----- RECORD LIST -----

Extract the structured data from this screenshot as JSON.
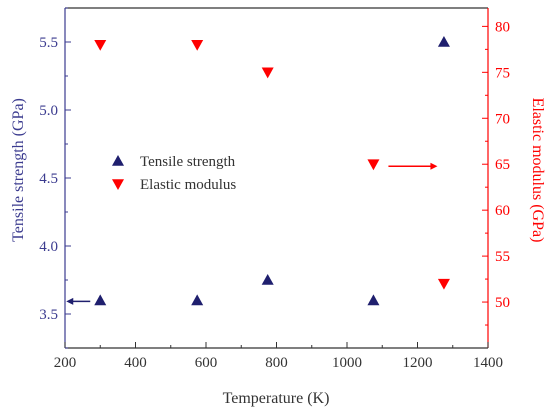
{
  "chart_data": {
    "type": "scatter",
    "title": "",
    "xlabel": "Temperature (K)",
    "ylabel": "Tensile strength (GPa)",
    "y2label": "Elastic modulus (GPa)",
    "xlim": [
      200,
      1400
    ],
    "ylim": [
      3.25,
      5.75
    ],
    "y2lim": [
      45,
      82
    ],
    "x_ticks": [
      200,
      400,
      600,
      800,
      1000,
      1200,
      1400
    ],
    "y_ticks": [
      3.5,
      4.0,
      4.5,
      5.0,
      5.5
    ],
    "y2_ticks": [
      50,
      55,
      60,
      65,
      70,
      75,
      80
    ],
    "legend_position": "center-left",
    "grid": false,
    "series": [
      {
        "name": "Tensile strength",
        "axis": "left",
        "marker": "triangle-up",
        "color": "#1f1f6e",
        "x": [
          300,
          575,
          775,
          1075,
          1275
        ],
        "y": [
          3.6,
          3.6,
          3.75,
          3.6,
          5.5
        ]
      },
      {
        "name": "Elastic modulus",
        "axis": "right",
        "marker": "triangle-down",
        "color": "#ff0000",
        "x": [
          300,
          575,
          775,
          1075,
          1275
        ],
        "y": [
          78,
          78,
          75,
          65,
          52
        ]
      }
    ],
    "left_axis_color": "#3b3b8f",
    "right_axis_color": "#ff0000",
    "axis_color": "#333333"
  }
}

-----

→ **TASK BRIEF**: Reproduce the material above in full, exactly, with no images.

→ **REPLY TO THE TASK**:
Extract the structured data from this screenshot as JSON.
{
  "chart_data": {
    "type": "scatter",
    "title": "",
    "xlabel": "Temperature (K)",
    "ylabel": "Tensile strength (GPa)",
    "y2label": "Elastic modulus (GPa)",
    "xlim": [
      200,
      1400
    ],
    "ylim": [
      3.25,
      5.75
    ],
    "y2lim": [
      45,
      82
    ],
    "x_ticks": [
      200,
      400,
      600,
      800,
      1000,
      1200,
      1400
    ],
    "y_ticks": [
      3.5,
      4.0,
      4.5,
      5.0,
      5.5
    ],
    "y2_ticks": [
      50,
      55,
      60,
      65,
      70,
      75,
      80
    ],
    "legend_position": "center-left",
    "grid": false,
    "series": [
      {
        "name": "Tensile strength",
        "axis": "left",
        "marker": "triangle-up",
        "color": "#1f1f6e",
        "x": [
          300,
          575,
          775,
          1075,
          1275
        ],
        "y": [
          3.6,
          3.6,
          3.75,
          3.6,
          5.5
        ]
      },
      {
        "name": "Elastic modulus",
        "axis": "right",
        "marker": "triangle-down",
        "color": "#ff0000",
        "x": [
          300,
          575,
          775,
          1075,
          1275
        ],
        "y": [
          78,
          78,
          75,
          65,
          52
        ]
      }
    ],
    "left_axis_color": "#3b3b8f",
    "right_axis_color": "#ff0000",
    "axis_color": "#333333"
  }
}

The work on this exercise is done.